Among the lines below, how many carry the string "租金基数"? Reply with a number and nothing else.

■ Data for this exercise:
*****

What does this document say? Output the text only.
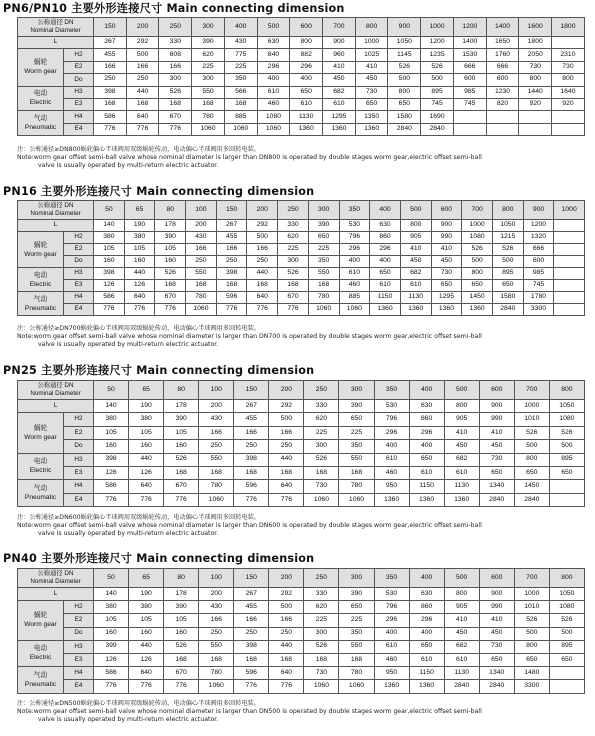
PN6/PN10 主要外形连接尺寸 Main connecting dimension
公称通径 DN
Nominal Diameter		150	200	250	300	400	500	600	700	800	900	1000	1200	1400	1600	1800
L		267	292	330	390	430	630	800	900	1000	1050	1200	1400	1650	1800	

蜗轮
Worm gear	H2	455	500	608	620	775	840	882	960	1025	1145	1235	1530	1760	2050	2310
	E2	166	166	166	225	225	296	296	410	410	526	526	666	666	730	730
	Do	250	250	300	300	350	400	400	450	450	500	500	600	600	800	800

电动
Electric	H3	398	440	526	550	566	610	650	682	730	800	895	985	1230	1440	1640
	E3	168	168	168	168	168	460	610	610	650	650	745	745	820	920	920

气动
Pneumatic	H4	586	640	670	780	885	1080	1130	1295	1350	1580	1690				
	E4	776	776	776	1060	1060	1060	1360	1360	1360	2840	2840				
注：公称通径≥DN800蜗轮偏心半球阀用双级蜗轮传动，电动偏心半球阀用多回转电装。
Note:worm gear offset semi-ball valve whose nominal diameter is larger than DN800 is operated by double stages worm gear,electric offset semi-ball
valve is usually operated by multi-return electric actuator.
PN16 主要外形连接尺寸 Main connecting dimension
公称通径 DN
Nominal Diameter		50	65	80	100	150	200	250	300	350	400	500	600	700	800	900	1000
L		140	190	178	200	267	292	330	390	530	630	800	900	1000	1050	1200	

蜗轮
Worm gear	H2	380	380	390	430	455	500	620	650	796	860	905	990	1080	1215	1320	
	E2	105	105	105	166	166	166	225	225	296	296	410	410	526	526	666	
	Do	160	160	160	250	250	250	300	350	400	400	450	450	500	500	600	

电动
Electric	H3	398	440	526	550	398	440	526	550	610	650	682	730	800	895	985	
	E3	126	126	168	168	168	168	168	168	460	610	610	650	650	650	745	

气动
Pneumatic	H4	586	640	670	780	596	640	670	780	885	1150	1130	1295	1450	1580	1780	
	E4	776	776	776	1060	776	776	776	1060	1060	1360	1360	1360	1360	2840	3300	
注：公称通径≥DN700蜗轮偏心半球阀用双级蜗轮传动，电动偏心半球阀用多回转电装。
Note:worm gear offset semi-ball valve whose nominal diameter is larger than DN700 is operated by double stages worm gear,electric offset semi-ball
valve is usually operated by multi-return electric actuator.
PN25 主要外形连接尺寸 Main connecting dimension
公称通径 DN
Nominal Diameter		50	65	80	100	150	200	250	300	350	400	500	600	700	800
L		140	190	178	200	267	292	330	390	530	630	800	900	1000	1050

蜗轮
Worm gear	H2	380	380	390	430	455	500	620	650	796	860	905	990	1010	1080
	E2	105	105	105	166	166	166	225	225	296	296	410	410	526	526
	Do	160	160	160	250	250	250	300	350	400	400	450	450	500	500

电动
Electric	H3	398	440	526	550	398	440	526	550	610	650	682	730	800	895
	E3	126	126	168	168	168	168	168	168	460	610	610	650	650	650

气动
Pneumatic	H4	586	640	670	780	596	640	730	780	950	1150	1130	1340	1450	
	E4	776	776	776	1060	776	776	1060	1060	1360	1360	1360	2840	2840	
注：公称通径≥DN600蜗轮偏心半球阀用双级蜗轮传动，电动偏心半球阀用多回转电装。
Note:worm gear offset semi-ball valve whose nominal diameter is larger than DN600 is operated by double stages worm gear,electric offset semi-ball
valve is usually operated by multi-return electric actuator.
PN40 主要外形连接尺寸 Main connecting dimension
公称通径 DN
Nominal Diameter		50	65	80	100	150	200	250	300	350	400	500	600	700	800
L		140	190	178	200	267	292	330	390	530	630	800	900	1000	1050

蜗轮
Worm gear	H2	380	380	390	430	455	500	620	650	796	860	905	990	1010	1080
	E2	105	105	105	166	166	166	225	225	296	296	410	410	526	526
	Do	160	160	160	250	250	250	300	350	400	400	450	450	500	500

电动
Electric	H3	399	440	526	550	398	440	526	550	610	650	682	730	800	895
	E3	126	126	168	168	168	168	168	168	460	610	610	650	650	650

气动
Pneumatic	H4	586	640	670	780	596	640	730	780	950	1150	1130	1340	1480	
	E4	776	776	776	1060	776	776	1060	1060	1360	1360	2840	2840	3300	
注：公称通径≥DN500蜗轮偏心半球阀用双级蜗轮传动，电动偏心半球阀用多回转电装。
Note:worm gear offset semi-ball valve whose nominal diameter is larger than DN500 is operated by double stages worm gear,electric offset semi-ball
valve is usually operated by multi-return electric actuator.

*****

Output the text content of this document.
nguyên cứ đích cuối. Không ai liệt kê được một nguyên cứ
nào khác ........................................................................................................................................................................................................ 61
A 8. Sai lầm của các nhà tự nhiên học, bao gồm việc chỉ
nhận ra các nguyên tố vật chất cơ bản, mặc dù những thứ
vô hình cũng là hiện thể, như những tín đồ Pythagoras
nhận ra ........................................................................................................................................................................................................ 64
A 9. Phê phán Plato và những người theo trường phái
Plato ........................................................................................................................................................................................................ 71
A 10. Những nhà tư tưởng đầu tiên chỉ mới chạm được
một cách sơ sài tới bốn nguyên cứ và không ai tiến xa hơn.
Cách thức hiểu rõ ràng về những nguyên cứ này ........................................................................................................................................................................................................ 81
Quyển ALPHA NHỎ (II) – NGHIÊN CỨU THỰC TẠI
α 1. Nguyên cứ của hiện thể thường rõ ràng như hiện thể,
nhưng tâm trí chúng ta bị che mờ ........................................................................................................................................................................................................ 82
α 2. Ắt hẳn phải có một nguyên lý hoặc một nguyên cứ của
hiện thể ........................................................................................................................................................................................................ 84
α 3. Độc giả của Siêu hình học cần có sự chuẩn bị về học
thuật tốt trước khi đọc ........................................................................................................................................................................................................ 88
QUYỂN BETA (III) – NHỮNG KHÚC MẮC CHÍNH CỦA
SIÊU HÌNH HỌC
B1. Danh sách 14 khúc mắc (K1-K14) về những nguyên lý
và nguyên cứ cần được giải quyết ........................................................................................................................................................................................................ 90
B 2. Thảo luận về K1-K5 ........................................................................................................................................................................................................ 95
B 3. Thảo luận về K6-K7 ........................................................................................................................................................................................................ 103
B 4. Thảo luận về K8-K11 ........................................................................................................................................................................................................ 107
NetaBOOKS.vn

*****

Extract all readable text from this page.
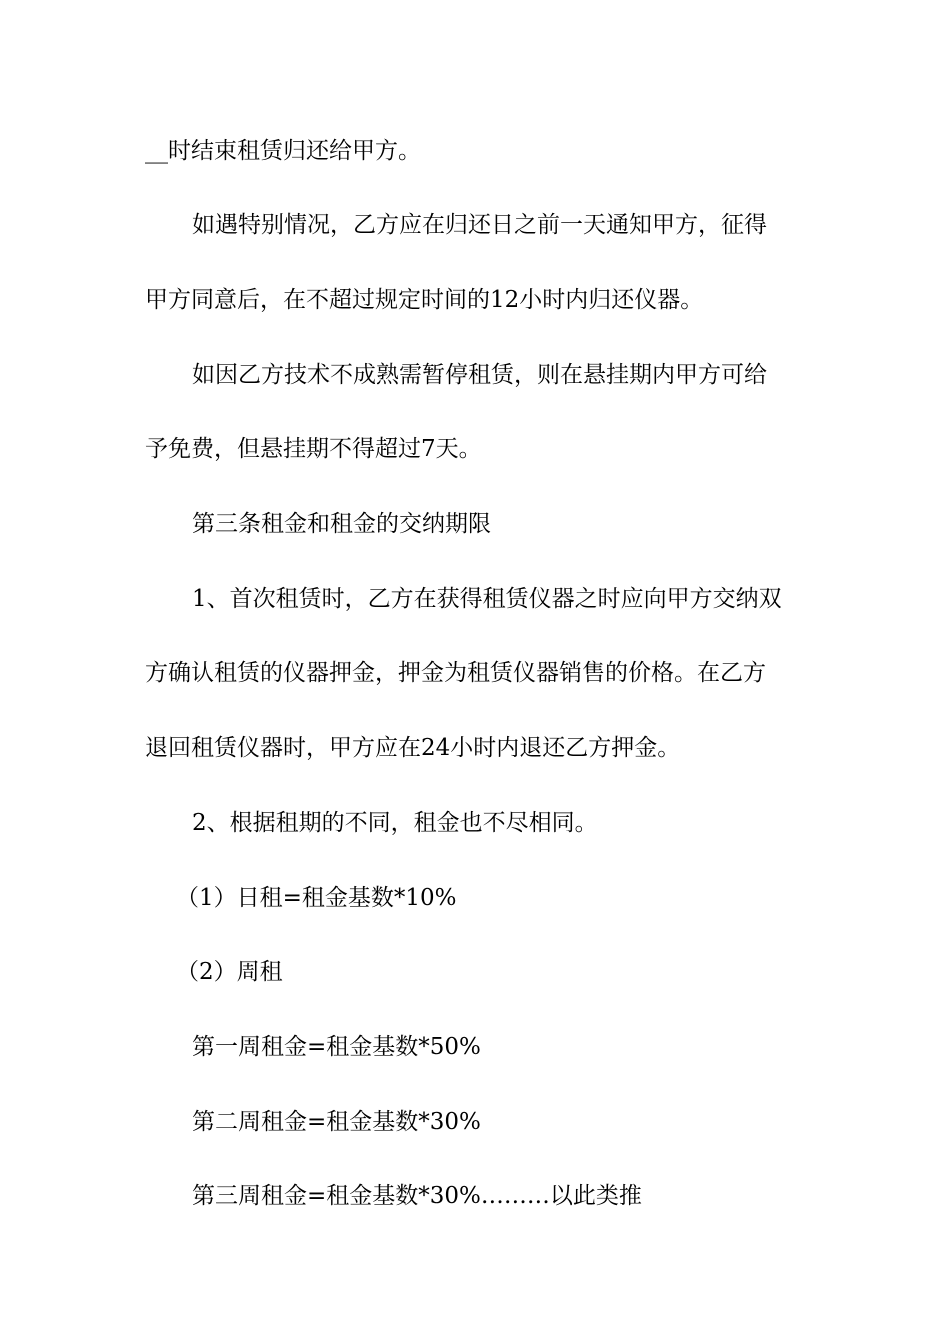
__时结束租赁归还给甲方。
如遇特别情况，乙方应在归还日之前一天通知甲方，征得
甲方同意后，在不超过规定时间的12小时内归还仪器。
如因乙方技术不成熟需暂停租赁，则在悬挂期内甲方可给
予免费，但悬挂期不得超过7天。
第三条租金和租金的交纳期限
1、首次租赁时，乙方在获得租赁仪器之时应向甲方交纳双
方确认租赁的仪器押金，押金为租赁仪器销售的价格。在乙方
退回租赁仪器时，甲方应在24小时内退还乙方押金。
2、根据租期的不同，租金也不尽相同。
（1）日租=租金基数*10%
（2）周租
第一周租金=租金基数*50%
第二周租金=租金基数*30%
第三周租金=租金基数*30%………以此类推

*****

■ The result: 4